═════ Materials provided
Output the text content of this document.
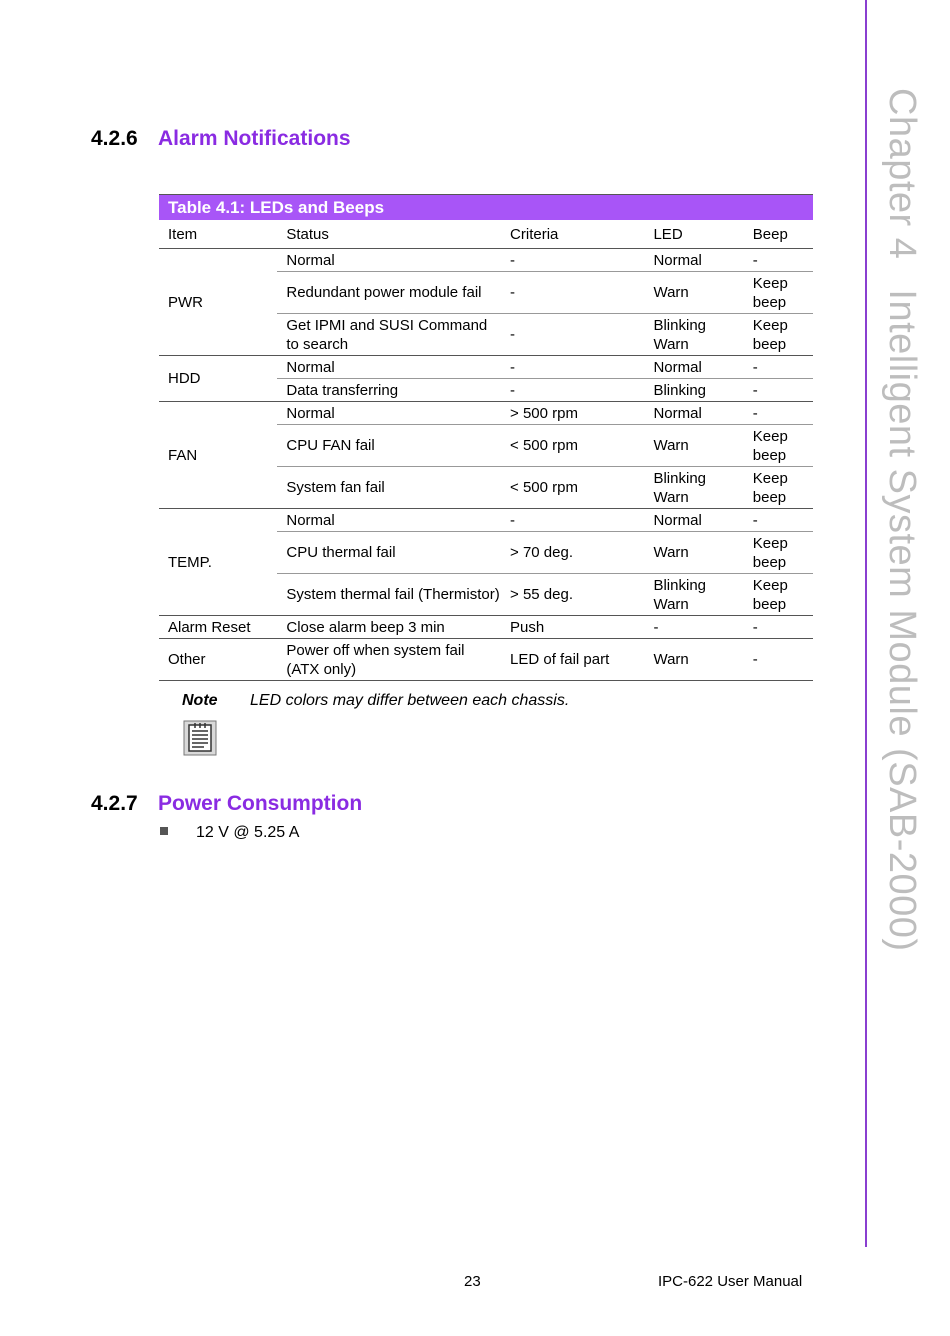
Chapter 4Intelligent System Module (SAB-2000)
4.2.6 Alarm Notifications
Table 4.1: LEDs and Beeps
Item	Status	Criteria	LED	Beep
PWR	Normal	-	Normal	-
	Redundant power module fail	-	Warn	Keep beep
	Get IPMI and SUSI Command to search	-	Blinking Warn	Keep beep
HDD	Normal	-	Normal	-
	Data transferring	-	Blinking	-
FAN	Normal	> 500 rpm	Normal	-
	CPU FAN fail	< 500 rpm	Warn	Keep beep
	System fan fail	< 500 rpm	Blinking Warn	Keep beep
TEMP.	Normal	-	Normal	-
	CPU thermal fail	> 70 deg.	Warn	Keep beep
	System thermal fail (Thermistor)	> 55 deg.	Blinking Warn	Keep beep
Alarm Reset	Close alarm beep 3 min	Push	-	-
Other	Power off when system fail (ATX only)	LED of fail part	Warn	-
Note LED colors may differ between each chassis.
4.2.7 Power Consumption
12 V @ 5.25 A
23	IPC-622 User Manual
══════════
Given instruction:
Make an exact copy of the records shown above, without the pictures.

The answer:
Output the text content of this document.
Chapter 4Intelligent System Module (SAB-2000)
4.2.6 Alarm Notifications
Table 4.1: LEDs and Beeps
Item	Status	Criteria	LED	Beep
PWR	Normal	-	Normal	-
	Redundant power module fail	-	Warn	Keep beep
	Get IPMI and SUSI Command to search	-	Blinking Warn	Keep beep
HDD	Normal	-	Normal	-
	Data transferring	-	Blinking	-
FAN	Normal	> 500 rpm	Normal	-
	CPU FAN fail	< 500 rpm	Warn	Keep beep
	System fan fail	< 500 rpm	Blinking Warn	Keep beep
TEMP.	Normal	-	Normal	-
	CPU thermal fail	> 70 deg.	Warn	Keep beep
	System thermal fail (Thermistor)	> 55 deg.	Blinking Warn	Keep beep
Alarm Reset	Close alarm beep 3 min	Push	-	-
Other	Power off when system fail (ATX only)	LED of fail part	Warn	-
Note LED colors may differ between each chassis.
4.2.7 Power Consumption
12 V @ 5.25 A
23	IPC-622 User Manual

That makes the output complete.